Citizen Sleeper, Xbox

Cover image for YouTube videoCitizen Sleeper - Date Announce Trailer
Citizen Sleeper.

Over the Christmas holiday I finally introduced my partner to one of my favourite films, Blade Runner, which became a springboard for all things cyberpunk and an excuse to finally catch up on this Eurogamer recommended gem.

For fans of the cyberpunk genre, Citizen Sleeper ticks plenty of boxes: androids on the run, bounty hunters, corrupt corporations, hacking celestial cyber-entities, the horrors of capitalism. Yet rather than viewing all this through a harsh, cold lens, Citizen Sleeper’s human stories are warm, poignant, and intimate.

That’s testament to the beautiful writing that enchanted me from the start. I was drawn into the fate of the Sleeper; felt empowered to revolt against the controlling corporation; and made it my mission to assist a father and daughter to a better life. Like a good book I couldn’t put Citizen Sleeper down, eager to see the next cycle play out, turning the pages of each chapter with fervent interest, not wanting to break the magic with a pause. It was 2am and ten hours of non-stop play when the credits rolled.

The game’s melancholic tone is underlined by a deeply pensive electronic score that ebbs and flows with the emotion of the writing, mirroring my own feelings with every dialogue decision. A dice system smartly adds a tabletop twist to gameplay, giving urgency to each story thread demanding your attention - even if that does eventually peter out to a more serene experience. No matter which ending you strive towards, Citizen Sleeper is a bittersweet meditation on humanity among the stars.

Ed Nightingale

The Sims 4, PC

Cover image for YouTube videoThe Sims 4: Official Launch Trailer
The Sims 4.

* _WHAT THE TASK REQUIRES_
Resume the roundup of recommended video games where it stops.

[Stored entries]
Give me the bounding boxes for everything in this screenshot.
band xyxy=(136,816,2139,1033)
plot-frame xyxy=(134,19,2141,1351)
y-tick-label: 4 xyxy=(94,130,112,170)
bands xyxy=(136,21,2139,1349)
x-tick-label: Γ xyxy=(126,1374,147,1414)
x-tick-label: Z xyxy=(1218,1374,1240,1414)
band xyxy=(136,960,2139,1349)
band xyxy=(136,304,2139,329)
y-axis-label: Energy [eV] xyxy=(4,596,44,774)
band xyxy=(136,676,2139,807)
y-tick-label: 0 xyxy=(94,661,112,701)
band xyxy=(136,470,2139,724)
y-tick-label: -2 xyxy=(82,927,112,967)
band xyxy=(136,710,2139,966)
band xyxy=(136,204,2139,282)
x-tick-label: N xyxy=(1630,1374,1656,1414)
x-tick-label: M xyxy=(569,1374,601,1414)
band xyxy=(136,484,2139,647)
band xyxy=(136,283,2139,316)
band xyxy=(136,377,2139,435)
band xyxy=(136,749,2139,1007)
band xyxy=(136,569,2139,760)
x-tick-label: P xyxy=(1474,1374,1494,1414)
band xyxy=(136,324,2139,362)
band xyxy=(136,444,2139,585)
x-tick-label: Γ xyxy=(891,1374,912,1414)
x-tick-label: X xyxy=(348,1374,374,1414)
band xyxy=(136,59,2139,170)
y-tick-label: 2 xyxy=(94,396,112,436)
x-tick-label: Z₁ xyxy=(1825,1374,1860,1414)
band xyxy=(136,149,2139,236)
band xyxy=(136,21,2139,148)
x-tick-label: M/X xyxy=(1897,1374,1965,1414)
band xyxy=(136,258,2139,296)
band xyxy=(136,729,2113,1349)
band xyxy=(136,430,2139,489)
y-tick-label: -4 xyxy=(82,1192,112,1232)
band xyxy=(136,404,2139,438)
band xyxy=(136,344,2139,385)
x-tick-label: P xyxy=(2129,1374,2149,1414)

* _ANSWER BOX_
We may only be a little shy of two weeks into 2023, but already this year I have been present at numerous births, deaths and marriages.This is all thanks to my return to The Sims 4.

I used to play a lot of The Sims when I was a teenager, and, yes, I was that person who recreated my crush in Maxis’ chaotic life-simulator. I am older (although perhaps not all that much wiser) now, and decided it was time to dip my toe back into this world that allows me to pretend I am some sort of overlord puppet master.

I had forgotten until recently that The Sims 4 has found a workaround for the many like me who use the pool as a cunning way to rid themselves of annoying Sims. Its nonsensical characters can now simply pull themselves up and out on the pool side if I choose to take away the ladder. Hmm.

Regardless of this slight hitch in my streamlining plans, however, I have enjoyed reigniting my love for The Sims - even if it does mean I am now spending my evenings watching my in-game family getting a full night's sleep when really I should be in bed myself (told you I wasn’t that much wiser).

Victoria Kennedy

Among Us

Cover image for YouTube videoThe Traitors | Trailer - BBC
The Traitors trailer - it's a bit like Among Us, and I think it's still on iPlayer.

Allow me to vent. Allow me to hide in a vent. This is Among Us, which I play quite a bit because my daughter loves it. And it's the new mode - I think it's called Hide and Seek - that turns the basics on its head a bit.

Among Us is traditionally a social deduction game. A bunch of players move across a map doing tasks for the common good. But amongst them are a couple of imposters who are steadily killing people off. The objective for the imposters is to kill everyone. The objective for everyone else is to work out who the imposters are and vote them out.

Fine. But Hide and Seek - if that's what it's called - is very different. Everyone knows who the imposters are from the start. You have to stay out of their way as you do your tasks. No social deduction, just a proximity tracker and a reduced field of view, which makes going about your jobs very tense. Oh, and you can hide in vents if you get cornered.

What I love about this is the speed at which it plays out - speed which both enhances the game and makes it far more difficult. I've had several tense moments where I've been pootling along doing my jobs and my tracker buzzes like wild and then I've seen the killer flit past without noticing me.

Is it as good as the standard game? I don't think it's meant to be. It's something to play in between regular rounds, I reckon. It's tense and a bit frightening and it's worth checking out.